__YOUR INSTRUCTIONS__
Identify the lines that contain the string "STELIB", then copy each of them.

(Saved entries)
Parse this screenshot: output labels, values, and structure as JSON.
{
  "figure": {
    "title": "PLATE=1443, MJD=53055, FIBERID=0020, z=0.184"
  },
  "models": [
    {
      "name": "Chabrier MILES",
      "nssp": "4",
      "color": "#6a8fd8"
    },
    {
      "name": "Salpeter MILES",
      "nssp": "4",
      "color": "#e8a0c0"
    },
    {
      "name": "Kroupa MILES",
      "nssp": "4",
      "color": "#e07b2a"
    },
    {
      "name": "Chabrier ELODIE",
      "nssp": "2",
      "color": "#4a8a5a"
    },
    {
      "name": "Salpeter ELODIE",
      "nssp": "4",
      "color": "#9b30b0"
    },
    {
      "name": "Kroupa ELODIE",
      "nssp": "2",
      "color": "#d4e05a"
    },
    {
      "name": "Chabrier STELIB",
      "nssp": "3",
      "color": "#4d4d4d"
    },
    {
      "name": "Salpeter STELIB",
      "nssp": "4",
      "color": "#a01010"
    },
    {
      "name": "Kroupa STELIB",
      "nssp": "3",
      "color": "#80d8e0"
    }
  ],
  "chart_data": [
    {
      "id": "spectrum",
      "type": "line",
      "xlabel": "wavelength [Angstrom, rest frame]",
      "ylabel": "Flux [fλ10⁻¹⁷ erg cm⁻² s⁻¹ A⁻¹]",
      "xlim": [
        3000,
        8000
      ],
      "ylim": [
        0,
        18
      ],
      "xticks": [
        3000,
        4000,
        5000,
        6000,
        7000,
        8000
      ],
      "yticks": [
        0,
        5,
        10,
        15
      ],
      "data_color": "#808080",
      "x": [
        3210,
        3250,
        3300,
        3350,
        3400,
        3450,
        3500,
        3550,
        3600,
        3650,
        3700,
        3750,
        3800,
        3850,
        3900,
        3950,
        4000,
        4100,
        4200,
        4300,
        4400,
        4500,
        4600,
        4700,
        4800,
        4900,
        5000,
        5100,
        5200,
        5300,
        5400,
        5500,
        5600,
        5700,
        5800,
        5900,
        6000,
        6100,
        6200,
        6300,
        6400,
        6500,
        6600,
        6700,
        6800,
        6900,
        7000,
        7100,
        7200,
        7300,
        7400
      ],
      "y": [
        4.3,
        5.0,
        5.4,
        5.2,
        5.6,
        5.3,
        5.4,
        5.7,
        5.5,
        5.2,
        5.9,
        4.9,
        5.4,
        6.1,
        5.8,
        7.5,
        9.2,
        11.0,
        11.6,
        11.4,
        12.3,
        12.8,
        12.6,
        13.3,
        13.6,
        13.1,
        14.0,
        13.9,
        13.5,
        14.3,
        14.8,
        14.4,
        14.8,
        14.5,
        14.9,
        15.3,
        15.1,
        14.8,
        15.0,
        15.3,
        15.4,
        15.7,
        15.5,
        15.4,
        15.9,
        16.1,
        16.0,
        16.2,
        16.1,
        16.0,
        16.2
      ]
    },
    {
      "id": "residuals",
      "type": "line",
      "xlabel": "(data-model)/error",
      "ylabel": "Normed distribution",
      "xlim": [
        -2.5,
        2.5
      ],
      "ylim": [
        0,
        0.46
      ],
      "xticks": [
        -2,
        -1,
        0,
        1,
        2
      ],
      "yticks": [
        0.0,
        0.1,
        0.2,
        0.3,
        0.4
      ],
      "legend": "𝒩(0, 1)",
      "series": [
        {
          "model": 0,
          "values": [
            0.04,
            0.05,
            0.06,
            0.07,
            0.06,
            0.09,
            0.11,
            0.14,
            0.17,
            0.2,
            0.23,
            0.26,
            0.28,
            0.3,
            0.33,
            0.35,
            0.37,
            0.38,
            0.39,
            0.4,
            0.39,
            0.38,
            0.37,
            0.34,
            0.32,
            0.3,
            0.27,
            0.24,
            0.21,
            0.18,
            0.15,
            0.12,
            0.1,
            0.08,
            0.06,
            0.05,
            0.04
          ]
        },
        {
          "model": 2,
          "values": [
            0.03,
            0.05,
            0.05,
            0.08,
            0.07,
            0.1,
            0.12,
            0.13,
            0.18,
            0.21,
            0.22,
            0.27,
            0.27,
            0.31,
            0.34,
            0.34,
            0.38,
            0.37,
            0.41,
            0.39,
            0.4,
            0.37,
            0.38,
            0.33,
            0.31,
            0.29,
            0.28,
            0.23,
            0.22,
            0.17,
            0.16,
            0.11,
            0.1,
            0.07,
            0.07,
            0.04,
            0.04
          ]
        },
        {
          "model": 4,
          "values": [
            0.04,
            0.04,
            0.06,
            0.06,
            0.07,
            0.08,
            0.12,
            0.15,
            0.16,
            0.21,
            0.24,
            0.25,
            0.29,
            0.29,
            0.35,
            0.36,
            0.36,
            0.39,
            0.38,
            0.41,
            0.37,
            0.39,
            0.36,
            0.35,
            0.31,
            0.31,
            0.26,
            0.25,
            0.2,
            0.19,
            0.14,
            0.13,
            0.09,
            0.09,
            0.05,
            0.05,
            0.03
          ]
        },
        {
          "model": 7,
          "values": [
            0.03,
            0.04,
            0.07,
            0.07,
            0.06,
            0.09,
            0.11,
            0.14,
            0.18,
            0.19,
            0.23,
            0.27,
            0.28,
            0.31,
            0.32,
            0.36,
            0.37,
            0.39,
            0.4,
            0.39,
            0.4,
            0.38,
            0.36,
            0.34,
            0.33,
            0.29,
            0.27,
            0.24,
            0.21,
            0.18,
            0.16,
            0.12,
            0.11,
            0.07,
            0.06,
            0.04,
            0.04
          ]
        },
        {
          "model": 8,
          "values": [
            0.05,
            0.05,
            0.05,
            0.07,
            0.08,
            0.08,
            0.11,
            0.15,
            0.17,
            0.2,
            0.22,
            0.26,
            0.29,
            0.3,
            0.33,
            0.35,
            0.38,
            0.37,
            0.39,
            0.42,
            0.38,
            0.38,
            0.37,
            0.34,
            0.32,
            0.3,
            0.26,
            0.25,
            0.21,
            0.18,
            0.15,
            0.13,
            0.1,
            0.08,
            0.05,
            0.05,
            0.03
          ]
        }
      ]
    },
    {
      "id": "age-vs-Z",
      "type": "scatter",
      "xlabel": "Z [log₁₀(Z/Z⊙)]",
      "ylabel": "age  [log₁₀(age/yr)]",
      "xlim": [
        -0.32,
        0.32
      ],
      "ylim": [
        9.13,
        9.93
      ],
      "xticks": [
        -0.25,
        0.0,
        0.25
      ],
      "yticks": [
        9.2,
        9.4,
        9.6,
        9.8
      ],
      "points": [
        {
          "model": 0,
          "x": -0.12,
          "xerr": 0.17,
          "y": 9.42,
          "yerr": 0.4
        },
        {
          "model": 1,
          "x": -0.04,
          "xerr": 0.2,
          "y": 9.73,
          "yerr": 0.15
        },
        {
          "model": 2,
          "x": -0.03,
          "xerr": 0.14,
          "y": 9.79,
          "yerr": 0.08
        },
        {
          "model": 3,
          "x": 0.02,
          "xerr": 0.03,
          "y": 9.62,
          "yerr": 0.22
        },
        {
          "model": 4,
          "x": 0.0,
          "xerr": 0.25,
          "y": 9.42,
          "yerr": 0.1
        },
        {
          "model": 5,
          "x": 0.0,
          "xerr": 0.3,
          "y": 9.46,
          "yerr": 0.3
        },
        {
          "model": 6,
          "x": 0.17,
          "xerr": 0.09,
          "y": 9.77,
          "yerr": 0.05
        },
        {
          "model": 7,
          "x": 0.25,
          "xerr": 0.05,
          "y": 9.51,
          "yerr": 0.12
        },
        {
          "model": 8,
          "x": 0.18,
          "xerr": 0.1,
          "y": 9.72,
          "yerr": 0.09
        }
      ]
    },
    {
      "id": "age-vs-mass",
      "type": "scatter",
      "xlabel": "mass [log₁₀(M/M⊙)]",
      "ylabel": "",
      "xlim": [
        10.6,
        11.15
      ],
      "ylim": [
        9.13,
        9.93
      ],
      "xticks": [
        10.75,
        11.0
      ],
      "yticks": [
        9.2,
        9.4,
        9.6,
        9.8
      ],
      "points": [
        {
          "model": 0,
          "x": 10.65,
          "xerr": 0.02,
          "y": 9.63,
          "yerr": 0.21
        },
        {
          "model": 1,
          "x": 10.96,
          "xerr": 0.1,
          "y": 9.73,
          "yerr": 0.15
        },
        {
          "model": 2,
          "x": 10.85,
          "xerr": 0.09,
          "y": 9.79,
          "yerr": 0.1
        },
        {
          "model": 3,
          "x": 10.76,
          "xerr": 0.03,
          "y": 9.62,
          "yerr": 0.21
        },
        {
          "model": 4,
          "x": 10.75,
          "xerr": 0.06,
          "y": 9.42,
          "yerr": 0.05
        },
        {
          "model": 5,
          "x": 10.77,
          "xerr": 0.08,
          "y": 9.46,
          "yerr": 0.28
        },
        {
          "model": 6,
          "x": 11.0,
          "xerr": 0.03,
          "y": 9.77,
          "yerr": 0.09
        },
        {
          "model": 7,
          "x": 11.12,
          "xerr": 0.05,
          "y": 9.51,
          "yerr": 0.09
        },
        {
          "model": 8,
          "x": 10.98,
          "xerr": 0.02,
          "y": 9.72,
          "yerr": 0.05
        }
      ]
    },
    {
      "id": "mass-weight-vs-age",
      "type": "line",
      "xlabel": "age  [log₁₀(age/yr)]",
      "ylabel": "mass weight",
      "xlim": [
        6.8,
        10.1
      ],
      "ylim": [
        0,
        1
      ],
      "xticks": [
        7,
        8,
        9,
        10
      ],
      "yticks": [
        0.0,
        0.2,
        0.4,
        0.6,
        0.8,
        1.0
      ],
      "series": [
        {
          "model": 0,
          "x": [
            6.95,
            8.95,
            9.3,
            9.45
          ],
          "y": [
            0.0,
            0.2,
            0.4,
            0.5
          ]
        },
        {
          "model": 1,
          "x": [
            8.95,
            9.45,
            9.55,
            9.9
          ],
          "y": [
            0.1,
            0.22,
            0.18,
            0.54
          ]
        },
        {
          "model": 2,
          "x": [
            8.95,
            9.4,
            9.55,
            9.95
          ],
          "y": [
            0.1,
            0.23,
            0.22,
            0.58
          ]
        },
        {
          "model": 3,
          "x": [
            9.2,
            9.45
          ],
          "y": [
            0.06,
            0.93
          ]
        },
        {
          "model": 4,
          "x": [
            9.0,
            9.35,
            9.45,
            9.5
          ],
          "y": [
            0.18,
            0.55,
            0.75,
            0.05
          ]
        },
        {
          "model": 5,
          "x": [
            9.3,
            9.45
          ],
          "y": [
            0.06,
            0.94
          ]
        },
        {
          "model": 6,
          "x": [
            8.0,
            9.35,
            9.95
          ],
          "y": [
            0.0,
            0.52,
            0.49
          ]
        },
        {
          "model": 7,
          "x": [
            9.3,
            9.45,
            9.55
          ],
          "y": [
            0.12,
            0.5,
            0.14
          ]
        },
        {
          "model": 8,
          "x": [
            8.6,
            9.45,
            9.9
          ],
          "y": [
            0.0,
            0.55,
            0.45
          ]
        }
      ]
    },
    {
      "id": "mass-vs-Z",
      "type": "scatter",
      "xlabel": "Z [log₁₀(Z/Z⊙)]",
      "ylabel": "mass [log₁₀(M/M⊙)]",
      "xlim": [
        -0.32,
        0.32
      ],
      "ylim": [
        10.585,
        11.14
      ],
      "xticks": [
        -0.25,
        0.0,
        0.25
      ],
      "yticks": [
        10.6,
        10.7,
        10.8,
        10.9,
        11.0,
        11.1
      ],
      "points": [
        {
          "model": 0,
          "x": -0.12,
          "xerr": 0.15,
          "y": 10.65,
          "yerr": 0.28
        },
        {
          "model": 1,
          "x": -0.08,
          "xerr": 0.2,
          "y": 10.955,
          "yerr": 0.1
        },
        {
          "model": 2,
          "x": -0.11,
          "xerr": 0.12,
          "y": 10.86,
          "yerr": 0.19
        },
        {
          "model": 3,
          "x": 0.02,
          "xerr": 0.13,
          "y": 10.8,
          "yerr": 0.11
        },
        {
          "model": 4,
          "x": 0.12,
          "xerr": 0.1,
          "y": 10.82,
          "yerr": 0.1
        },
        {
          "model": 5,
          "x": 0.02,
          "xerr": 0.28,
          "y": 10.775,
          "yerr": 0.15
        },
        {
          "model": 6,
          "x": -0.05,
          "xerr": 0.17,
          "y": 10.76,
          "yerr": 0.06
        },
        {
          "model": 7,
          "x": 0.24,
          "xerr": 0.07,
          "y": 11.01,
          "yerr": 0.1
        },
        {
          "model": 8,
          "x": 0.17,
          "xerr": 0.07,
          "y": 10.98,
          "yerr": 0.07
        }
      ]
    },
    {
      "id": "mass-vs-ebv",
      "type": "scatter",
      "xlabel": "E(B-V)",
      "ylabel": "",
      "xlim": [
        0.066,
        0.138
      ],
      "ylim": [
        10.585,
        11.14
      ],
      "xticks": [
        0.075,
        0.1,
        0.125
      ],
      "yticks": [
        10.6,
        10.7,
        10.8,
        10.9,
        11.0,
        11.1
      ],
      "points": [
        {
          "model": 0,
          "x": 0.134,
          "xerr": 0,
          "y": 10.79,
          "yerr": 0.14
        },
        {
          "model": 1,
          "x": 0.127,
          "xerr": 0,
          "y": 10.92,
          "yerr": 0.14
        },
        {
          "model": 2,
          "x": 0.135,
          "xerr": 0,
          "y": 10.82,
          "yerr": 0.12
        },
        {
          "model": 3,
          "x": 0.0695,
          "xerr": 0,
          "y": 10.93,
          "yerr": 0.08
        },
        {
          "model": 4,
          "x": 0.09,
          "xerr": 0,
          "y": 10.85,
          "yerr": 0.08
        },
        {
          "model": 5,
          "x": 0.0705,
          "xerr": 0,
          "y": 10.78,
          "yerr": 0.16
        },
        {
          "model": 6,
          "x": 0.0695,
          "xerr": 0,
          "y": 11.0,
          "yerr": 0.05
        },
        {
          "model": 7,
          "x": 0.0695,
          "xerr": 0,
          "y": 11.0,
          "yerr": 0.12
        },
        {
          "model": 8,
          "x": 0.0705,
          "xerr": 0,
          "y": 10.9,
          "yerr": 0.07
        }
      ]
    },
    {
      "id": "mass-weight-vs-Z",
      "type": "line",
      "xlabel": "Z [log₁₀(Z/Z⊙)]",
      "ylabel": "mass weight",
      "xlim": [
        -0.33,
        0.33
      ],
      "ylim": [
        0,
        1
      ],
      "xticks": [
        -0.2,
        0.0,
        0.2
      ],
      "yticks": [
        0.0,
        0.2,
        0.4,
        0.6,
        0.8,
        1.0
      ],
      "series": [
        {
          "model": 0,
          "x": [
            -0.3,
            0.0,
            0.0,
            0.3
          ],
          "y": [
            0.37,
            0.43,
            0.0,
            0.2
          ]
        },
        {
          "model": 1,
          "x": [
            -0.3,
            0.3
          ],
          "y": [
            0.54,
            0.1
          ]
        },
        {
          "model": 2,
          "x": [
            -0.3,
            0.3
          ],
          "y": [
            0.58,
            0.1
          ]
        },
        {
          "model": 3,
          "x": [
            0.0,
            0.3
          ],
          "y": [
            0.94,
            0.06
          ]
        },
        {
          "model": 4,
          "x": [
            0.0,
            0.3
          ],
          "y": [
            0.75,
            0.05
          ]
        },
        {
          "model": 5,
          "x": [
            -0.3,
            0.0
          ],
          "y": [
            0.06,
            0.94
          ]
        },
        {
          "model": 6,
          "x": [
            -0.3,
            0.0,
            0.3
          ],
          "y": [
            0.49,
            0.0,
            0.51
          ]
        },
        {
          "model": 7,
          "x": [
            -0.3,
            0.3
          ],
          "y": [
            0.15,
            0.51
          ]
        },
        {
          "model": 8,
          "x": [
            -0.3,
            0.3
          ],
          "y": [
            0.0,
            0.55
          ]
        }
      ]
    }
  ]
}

__FULL OUTPUT__
      "name": "Chabrier STELIB",
      "name": "Salpeter STELIB",
      "name": "Kroupa STELIB",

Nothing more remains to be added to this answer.